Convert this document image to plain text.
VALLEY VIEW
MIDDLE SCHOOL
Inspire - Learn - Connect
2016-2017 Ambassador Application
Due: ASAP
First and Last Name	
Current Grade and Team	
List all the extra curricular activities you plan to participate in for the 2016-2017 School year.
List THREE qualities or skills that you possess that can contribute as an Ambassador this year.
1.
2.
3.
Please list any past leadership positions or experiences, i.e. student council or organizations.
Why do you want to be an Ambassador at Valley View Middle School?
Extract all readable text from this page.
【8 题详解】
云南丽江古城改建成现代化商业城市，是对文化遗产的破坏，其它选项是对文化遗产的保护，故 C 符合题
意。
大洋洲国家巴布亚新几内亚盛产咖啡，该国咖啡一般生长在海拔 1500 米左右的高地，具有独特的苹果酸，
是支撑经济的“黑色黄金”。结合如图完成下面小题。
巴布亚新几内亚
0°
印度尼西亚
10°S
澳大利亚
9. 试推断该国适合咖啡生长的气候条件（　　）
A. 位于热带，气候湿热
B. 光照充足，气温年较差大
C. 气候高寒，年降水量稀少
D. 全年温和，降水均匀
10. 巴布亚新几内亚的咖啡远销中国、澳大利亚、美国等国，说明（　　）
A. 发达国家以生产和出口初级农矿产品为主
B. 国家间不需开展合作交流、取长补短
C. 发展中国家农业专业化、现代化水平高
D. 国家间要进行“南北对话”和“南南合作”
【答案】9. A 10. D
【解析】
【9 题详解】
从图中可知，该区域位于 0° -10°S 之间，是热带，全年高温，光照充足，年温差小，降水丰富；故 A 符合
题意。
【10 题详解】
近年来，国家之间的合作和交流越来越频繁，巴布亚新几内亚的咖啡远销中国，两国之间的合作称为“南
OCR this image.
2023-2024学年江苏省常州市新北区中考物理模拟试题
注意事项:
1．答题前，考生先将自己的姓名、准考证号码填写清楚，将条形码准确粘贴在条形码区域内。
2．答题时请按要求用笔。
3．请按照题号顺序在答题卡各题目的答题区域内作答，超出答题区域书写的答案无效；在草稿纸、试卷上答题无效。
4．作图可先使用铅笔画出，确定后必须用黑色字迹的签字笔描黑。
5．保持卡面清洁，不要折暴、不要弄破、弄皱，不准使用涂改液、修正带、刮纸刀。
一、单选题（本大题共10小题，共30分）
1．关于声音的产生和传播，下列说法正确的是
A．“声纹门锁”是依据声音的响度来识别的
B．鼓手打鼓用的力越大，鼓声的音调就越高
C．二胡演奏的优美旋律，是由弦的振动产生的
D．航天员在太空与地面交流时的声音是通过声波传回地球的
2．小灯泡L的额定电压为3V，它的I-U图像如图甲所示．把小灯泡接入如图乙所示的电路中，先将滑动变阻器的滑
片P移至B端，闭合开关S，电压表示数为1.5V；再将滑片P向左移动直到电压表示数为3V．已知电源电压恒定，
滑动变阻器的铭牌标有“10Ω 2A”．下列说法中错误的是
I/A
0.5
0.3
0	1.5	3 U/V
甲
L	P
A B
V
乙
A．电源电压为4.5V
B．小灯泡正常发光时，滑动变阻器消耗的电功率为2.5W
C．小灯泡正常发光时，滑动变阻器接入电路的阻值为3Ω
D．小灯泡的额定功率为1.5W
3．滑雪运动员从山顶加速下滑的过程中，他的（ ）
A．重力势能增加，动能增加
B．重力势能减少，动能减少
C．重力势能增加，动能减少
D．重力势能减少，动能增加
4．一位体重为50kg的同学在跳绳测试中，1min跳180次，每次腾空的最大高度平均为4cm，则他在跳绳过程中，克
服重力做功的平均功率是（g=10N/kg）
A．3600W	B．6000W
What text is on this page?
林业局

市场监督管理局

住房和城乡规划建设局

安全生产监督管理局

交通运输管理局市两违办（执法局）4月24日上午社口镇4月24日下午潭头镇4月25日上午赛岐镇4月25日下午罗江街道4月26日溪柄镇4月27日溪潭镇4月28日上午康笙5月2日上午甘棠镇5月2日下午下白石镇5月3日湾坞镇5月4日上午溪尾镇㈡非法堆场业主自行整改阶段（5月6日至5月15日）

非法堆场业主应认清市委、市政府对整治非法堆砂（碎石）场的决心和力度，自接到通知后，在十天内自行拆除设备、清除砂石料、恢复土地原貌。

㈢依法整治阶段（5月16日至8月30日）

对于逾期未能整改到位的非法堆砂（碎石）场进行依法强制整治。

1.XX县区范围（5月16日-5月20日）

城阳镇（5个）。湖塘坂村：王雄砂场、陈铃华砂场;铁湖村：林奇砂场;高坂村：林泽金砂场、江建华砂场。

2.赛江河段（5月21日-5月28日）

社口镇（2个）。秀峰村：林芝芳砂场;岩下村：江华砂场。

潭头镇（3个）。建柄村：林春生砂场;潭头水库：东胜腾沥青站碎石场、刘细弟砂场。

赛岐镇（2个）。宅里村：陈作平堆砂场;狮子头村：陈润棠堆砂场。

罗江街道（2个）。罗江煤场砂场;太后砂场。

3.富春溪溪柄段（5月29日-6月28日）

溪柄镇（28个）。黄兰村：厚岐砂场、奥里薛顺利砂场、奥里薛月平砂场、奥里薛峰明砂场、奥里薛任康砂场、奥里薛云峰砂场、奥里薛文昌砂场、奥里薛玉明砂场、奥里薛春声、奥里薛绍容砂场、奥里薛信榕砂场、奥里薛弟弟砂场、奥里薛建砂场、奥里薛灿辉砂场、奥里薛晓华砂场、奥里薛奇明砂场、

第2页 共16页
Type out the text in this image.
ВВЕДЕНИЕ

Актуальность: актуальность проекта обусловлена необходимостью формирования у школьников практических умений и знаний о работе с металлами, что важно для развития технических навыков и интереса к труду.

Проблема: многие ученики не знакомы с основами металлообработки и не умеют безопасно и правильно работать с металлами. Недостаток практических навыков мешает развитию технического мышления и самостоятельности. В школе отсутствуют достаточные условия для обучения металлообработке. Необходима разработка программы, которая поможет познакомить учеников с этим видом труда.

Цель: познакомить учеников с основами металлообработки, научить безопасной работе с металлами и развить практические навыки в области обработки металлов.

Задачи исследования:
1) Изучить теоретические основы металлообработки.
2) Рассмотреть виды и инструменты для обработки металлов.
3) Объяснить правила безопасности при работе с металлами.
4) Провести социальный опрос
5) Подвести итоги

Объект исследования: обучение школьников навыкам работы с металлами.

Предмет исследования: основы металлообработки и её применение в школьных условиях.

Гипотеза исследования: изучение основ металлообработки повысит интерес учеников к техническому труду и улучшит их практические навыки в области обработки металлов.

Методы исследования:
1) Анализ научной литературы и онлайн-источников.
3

• Problem statement: Output the entries exactly.

• Worked answer:
Convert this document image to plain text.
VALLEY VIEW
MIDDLE SCHOOL
Inspire - Learn - Connect
2016-2017 Ambassador Application
Due: ASAP
First and Last Name	
Current Grade and Team	
List all the extra curricular activities you plan to participate in for the 2016-2017 School year.
List THREE qualities or skills that you possess that can contribute as an Ambassador this year.
1.
2.
3.
Please list any past leadership positions or experiences, i.e. student council or organizations.
Why do you want to be an Ambassador at Valley View Middle School?
Extract all readable text from this page.
【8 题详解】
云南丽江古城改建成现代化商业城市，是对文化遗产的破坏，其它选项是对文化遗产的保护，故 C 符合题
意。
大洋洲国家巴布亚新几内亚盛产咖啡，该国咖啡一般生长在海拔 1500 米左右的高地，具有独特的苹果酸，
是支撑经济的“黑色黄金”。结合如图完成下面小题。
巴布亚新几内亚
0°
印度尼西亚
10°S
澳大利亚
9. 试推断该国适合咖啡生长的气候条件（　　）
A. 位于热带，气候湿热
B. 光照充足，气温年较差大
C. 气候高寒，年降水量稀少
D. 全年温和，降水均匀
10. 巴布亚新几内亚的咖啡远销中国、澳大利亚、美国等国，说明（　　）
A. 发达国家以生产和出口初级农矿产品为主
B. 国家间不需开展合作交流、取长补短
C. 发展中国家农业专业化、现代化水平高
D. 国家间要进行“南北对话”和“南南合作”
【答案】9. A 10. D
【解析】
【9 题详解】
从图中可知，该区域位于 0° -10°S 之间，是热带，全年高温，光照充足，年温差小，降水丰富；故 A 符合
题意。
【10 题详解】
近年来，国家之间的合作和交流越来越频繁，巴布亚新几内亚的咖啡远销中国，两国之间的合作称为“南
OCR this image.
2023-2024学年江苏省常州市新北区中考物理模拟试题
注意事项:
1．答题前，考生先将自己的姓名、准考证号码填写清楚，将条形码准确粘贴在条形码区域内。
2．答题时请按要求用笔。
3．请按照题号顺序在答题卡各题目的答题区域内作答，超出答题区域书写的答案无效；在草稿纸、试卷上答题无效。
4．作图可先使用铅笔画出，确定后必须用黑色字迹的签字笔描黑。
5．保持卡面清洁，不要折暴、不要弄破、弄皱，不准使用涂改液、修正带、刮纸刀。
一、单选题（本大题共10小题，共30分）
1．关于声音的产生和传播，下列说法正确的是
A．“声纹门锁”是依据声音的响度来识别的
B．鼓手打鼓用的力越大，鼓声的音调就越高
C．二胡演奏的优美旋律，是由弦的振动产生的
D．航天员在太空与地面交流时的声音是通过声波传回地球的
2．小灯泡L的额定电压为3V，它的I-U图像如图甲所示．把小灯泡接入如图乙所示的电路中，先将滑动变阻器的滑
片P移至B端，闭合开关S，电压表示数为1.5V；再将滑片P向左移动直到电压表示数为3V．已知电源电压恒定，
滑动变阻器的铭牌标有“10Ω 2A”．下列说法中错误的是
I/A
0.5
0.3
0	1.5	3 U/V
甲
L	P
A B
V
乙
A．电源电压为4.5V
B．小灯泡正常发光时，滑动变阻器消耗的电功率为2.5W
C．小灯泡正常发光时，滑动变阻器接入电路的阻值为3Ω
D．小灯泡的额定功率为1.5W
3．滑雪运动员从山顶加速下滑的过程中，他的（ ）
A．重力势能增加，动能增加
B．重力势能减少，动能减少
C．重力势能增加，动能减少
D．重力势能减少，动能增加
4．一位体重为50kg的同学在跳绳测试中，1min跳180次，每次腾空的最大高度平均为4cm，则他在跳绳过程中，克
服重力做功的平均功率是（g=10N/kg）
A．3600W	B．6000W
What text is on this page?
林业局

市场监督管理局

住房和城乡规划建设局

安全生产监督管理局

交通运输管理局市两违办（执法局）4月24日上午社口镇4月24日下午潭头镇4月25日上午赛岐镇4月25日下午罗江街道4月26日溪柄镇4月27日溪潭镇4月28日上午康笙5月2日上午甘棠镇5月2日下午下白石镇5月3日湾坞镇5月4日上午溪尾镇㈡非法堆场业主自行整改阶段（5月6日至5月15日）

非法堆场业主应认清市委、市政府对整治非法堆砂（碎石）场的决心和力度，自接到通知后，在十天内自行拆除设备、清除砂石料、恢复土地原貌。

㈢依法整治阶段（5月16日至8月30日）

对于逾期未能整改到位的非法堆砂（碎石）场进行依法强制整治。

1.XX县区范围（5月16日-5月20日）

城阳镇（5个）。湖塘坂村：王雄砂场、陈铃华砂场;铁湖村：林奇砂场;高坂村：林泽金砂场、江建华砂场。

2.赛江河段（5月21日-5月28日）

社口镇（2个）。秀峰村：林芝芳砂场;岩下村：江华砂场。

潭头镇（3个）。建柄村：林春生砂场;潭头水库：东胜腾沥青站碎石场、刘细弟砂场。

赛岐镇（2个）。宅里村：陈作平堆砂场;狮子头村：陈润棠堆砂场。

罗江街道（2个）。罗江煤场砂场;太后砂场。

3.富春溪溪柄段（5月29日-6月28日）

溪柄镇（28个）。黄兰村：厚岐砂场、奥里薛顺利砂场、奥里薛月平砂场、奥里薛峰明砂场、奥里薛任康砂场、奥里薛云峰砂场、奥里薛文昌砂场、奥里薛玉明砂场、奥里薛春声、奥里薛绍容砂场、奥里薛信榕砂场、奥里薛弟弟砂场、奥里薛建砂场、奥里薛灿辉砂场、奥里薛晓华砂场、奥里薛奇明砂场、

第2页 共16页
Type out the text in this image.
ВВЕДЕНИЕ

Актуальность: актуальность проекта обусловлена необходимостью формирования у школьников практических умений и знаний о работе с металлами, что важно для развития технических навыков и интереса к труду.

Проблема: многие ученики не знакомы с основами металлообработки и не умеют безопасно и правильно работать с металлами. Недостаток практических навыков мешает развитию технического мышления и самостоятельности. В школе отсутствуют достаточные условия для обучения металлообработке. Необходима разработка программы, которая поможет познакомить учеников с этим видом труда.

Цель: познакомить учеников с основами металлообработки, научить безопасной работе с металлами и развить практические навыки в области обработки металлов.

Задачи исследования:
1) Изучить теоретические основы металлообработки.
2) Рассмотреть виды и инструменты для обработки металлов.
3) Объяснить правила безопасности при работе с металлами.
4) Провести социальный опрос
5) Подвести итоги

Объект исследования: обучение школьников навыкам работы с металлами.

Предмет исследования: основы металлообработки и её применение в школьных условиях.

Гипотеза исследования: изучение основ металлообработки повысит интерес учеников к техническому труду и улучшит их практические навыки в области обработки металлов.

Методы исследования:
1) Анализ научной литературы и онлайн-источников.
3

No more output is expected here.